- Task description
Every entry below must appear again, exactly as written.

[Records shown start]

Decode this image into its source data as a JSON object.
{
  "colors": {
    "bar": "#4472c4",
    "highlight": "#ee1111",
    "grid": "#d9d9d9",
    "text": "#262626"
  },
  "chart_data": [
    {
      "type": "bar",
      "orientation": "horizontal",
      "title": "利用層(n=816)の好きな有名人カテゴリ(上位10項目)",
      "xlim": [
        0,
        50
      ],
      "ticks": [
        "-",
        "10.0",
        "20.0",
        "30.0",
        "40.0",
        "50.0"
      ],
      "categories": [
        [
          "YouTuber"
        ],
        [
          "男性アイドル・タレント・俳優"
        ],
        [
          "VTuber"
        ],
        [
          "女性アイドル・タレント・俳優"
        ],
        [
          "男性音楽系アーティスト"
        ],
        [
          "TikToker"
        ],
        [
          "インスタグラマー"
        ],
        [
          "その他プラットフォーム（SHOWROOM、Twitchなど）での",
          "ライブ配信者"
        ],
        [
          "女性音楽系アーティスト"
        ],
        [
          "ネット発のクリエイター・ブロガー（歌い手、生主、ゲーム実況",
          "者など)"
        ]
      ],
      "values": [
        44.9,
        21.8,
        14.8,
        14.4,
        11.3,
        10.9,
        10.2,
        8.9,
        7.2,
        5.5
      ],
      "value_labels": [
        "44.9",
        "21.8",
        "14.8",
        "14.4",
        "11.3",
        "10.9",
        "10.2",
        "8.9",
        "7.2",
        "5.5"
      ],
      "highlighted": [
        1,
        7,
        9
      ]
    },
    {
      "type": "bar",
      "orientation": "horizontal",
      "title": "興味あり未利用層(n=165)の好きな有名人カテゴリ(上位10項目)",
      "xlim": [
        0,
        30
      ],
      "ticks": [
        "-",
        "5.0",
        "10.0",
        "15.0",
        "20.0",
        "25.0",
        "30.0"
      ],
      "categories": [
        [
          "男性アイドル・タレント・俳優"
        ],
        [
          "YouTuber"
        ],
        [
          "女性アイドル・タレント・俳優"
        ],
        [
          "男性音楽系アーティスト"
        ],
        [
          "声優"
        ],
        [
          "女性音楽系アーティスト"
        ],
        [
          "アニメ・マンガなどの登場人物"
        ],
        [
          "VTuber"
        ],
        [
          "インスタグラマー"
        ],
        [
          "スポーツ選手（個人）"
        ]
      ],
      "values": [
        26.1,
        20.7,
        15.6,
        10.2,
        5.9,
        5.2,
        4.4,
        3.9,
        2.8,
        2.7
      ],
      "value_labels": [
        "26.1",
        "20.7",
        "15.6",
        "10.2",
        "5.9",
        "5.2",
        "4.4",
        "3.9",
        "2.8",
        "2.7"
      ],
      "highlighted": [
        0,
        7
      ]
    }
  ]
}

[Records shown end]

- Result for this exercise
Decode this image into its source data as a JSON object.
{
  "colors": {
    "bar": "#4472c4",
    "highlight": "#ee1111",
    "grid": "#d9d9d9",
    "text": "#262626"
  },
  "chart_data": [
    {
      "type": "bar",
      "orientation": "horizontal",
      "title": "利用層(n=816)の好きな有名人カテゴリ(上位10項目)",
      "xlim": [
        0,
        50
      ],
      "ticks": [
        "-",
        "10.0",
        "20.0",
        "30.0",
        "40.0",
        "50.0"
      ],
      "categories": [
        [
          "YouTuber"
        ],
        [
          "男性アイドル・タレント・俳優"
        ],
        [
          "VTuber"
        ],
        [
          "女性アイドル・タレント・俳優"
        ],
        [
          "男性音楽系アーティスト"
        ],
        [
          "TikToker"
        ],
        [
          "インスタグラマー"
        ],
        [
          "その他プラットフォーム（SHOWROOM、Twitchなど）での",
          "ライブ配信者"
        ],
        [
          "女性音楽系アーティスト"
        ],
        [
          "ネット発のクリエイター・ブロガー（歌い手、生主、ゲーム実況",
          "者など)"
        ]
      ],
      "values": [
        44.9,
        21.8,
        14.8,
        14.4,
        11.3,
        10.9,
        10.2,
        8.9,
        7.2,
        5.5
      ],
      "value_labels": [
        "44.9",
        "21.8",
        "14.8",
        "14.4",
        "11.3",
        "10.9",
        "10.2",
        "8.9",
        "7.2",
        "5.5"
      ],
      "highlighted": [
        1,
        7,
        9
      ]
    },
    {
      "type": "bar",
      "orientation": "horizontal",
      "title": "興味あり未利用層(n=165)の好きな有名人カテゴリ(上位10項目)",
      "xlim": [
        0,
        30
      ],
      "ticks": [
        "-",
        "5.0",
        "10.0",
        "15.0",
        "20.0",
        "25.0",
        "30.0"
      ],
      "categories": [
        [
          "男性アイドル・タレント・俳優"
        ],
        [
          "YouTuber"
        ],
        [
          "女性アイドル・タレント・俳優"
        ],
        [
          "男性音楽系アーティスト"
        ],
        [
          "声優"
        ],
        [
          "女性音楽系アーティスト"
        ],
        [
          "アニメ・マンガなどの登場人物"
        ],
        [
          "VTuber"
        ],
        [
          "インスタグラマー"
        ],
        [
          "スポーツ選手（個人）"
        ]
      ],
      "values": [
        26.1,
        20.7,
        15.6,
        10.2,
        5.9,
        5.2,
        4.4,
        3.9,
        2.8,
        2.7
      ],
      "value_labels": [
        "26.1",
        "20.7",
        "15.6",
        "10.2",
        "5.9",
        "5.2",
        "4.4",
        "3.9",
        "2.8",
        "2.7"
      ],
      "highlighted": [
        0,
        7
      ]
    }
  ]
}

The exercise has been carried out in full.